Stored items

-------------------------

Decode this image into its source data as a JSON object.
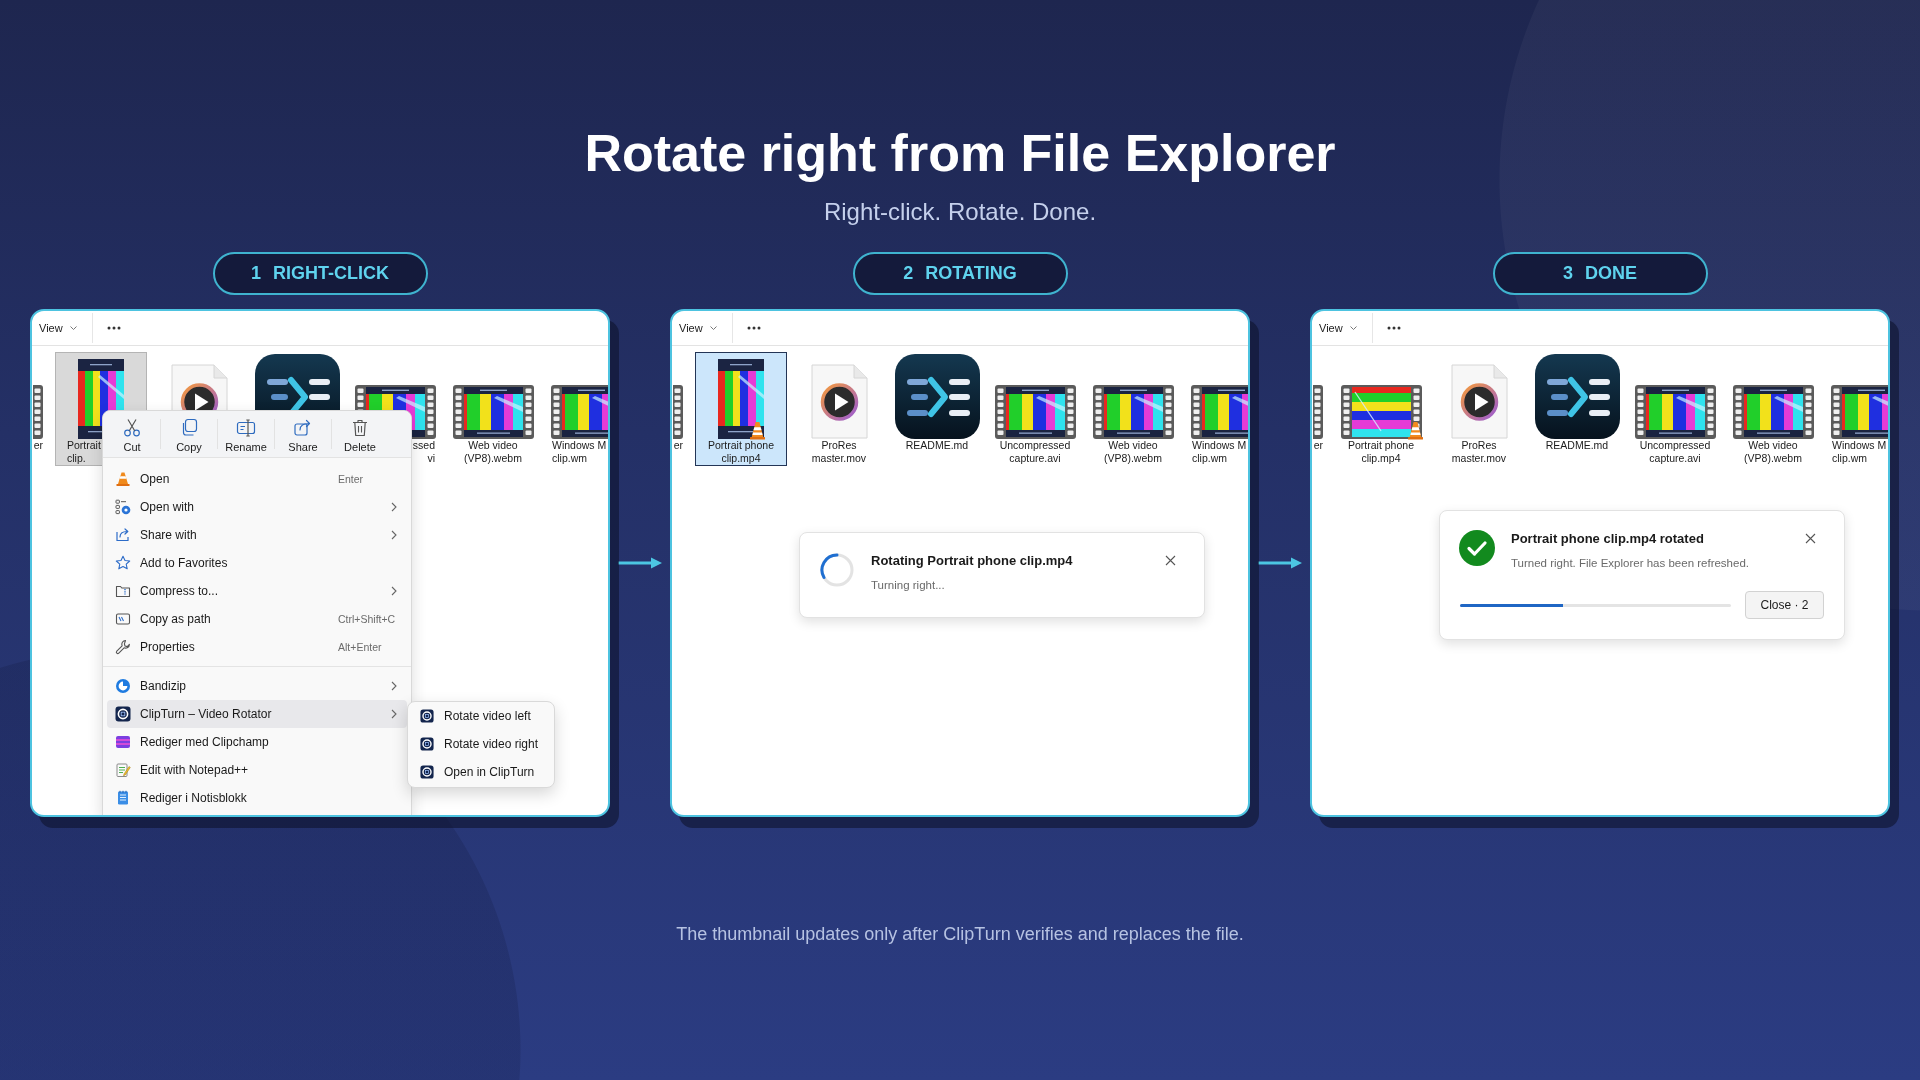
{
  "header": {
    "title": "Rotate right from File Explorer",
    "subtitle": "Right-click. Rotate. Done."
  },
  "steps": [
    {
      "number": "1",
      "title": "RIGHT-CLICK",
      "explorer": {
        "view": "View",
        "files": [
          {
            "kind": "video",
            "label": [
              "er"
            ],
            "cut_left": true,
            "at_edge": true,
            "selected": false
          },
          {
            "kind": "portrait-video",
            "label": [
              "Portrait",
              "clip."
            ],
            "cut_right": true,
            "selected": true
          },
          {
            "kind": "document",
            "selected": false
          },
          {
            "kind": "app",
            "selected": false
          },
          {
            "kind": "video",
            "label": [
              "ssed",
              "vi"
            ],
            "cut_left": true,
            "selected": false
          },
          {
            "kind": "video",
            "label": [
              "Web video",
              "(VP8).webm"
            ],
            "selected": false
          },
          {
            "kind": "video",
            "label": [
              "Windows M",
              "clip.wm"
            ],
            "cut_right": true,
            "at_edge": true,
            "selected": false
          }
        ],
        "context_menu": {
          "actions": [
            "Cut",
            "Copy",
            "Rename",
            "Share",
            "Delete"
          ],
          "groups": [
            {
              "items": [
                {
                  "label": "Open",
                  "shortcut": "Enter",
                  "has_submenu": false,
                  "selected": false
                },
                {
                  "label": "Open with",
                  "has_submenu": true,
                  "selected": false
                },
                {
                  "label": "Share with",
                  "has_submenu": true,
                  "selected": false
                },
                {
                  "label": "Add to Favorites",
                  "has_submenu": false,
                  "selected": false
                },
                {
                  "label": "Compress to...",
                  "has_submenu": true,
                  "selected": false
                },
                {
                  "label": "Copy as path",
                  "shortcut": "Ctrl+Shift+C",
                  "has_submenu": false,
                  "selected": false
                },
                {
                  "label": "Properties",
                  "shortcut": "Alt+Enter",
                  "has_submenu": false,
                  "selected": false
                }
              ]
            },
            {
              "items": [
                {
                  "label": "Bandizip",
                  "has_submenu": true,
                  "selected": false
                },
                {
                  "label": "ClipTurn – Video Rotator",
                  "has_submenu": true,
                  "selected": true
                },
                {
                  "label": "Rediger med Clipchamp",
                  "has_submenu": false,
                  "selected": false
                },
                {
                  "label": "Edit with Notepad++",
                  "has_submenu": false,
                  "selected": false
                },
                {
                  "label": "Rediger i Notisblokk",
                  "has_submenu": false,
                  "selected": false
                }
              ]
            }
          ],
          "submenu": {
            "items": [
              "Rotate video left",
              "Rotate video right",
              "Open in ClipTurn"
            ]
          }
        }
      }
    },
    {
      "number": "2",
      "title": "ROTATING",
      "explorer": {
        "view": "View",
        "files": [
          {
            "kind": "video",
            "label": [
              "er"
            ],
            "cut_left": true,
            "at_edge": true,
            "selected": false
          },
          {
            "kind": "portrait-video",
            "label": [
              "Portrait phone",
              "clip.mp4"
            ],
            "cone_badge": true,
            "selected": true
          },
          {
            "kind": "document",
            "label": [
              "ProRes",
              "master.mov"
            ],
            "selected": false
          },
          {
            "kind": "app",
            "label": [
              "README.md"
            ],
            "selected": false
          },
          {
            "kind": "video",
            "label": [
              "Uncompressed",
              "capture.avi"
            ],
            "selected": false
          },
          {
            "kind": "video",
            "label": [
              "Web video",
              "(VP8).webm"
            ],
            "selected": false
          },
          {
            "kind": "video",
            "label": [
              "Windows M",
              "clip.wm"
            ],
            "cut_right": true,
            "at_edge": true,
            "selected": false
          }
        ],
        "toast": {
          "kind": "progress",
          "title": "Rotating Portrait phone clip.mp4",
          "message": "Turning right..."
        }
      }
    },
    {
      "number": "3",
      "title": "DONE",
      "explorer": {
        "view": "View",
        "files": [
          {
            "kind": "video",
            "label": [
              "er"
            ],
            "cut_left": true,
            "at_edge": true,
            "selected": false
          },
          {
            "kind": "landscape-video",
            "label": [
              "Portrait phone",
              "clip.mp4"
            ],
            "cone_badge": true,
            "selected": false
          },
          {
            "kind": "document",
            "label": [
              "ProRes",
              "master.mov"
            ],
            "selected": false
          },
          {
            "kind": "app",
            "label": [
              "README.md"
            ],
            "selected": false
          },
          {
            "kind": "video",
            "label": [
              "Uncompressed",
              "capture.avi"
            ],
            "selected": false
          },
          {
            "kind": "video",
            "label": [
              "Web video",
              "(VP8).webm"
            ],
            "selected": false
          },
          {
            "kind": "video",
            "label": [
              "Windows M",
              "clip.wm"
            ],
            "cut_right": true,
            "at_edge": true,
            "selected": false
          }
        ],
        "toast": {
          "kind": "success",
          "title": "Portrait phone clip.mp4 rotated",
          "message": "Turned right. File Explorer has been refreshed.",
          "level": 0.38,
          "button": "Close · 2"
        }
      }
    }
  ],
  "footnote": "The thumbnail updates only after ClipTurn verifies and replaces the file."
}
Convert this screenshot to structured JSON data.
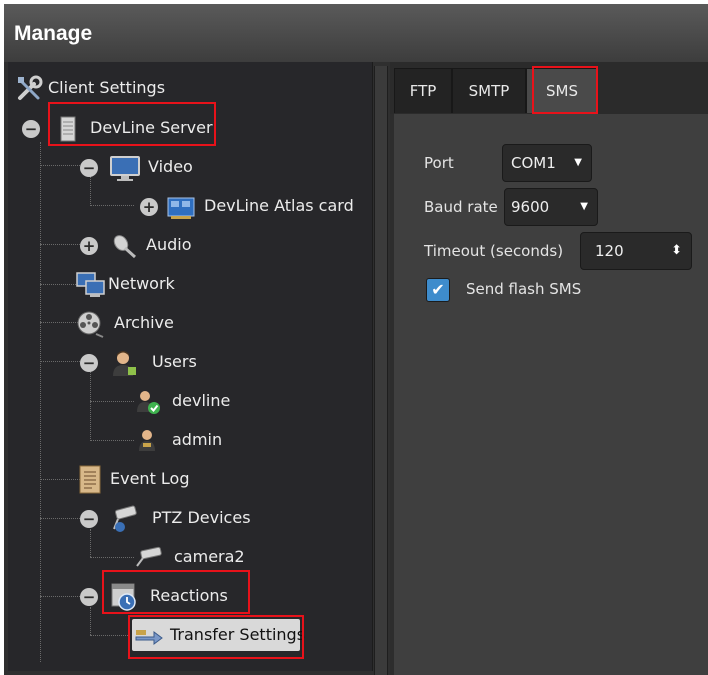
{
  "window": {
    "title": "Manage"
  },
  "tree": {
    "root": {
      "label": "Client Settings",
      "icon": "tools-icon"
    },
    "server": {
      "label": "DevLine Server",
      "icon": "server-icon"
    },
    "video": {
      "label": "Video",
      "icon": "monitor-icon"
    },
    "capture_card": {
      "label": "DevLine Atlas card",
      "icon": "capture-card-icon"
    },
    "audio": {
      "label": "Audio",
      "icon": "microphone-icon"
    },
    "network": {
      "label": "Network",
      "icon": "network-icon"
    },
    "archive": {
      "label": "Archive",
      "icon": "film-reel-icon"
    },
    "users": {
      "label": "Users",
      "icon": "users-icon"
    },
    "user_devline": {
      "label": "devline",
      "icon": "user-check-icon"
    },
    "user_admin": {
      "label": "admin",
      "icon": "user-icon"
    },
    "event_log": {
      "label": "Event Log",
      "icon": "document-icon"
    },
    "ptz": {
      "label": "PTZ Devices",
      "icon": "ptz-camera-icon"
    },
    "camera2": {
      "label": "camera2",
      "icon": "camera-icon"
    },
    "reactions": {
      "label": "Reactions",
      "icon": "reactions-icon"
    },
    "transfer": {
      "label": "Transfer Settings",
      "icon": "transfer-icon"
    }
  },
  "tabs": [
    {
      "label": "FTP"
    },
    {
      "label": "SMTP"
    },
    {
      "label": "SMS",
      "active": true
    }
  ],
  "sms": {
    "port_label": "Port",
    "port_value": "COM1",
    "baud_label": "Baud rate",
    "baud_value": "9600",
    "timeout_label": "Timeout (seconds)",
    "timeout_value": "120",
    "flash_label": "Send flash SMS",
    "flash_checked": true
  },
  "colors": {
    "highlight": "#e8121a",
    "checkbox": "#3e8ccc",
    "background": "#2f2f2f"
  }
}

-------------------------

(Problem statement)
Extract every line above containing the word "shortcut".

(Written answer)
                  "shortcut": "Enter",
                  "shortcut": "Ctrl+Shift+C",
                  "shortcut": "Alt+Enter",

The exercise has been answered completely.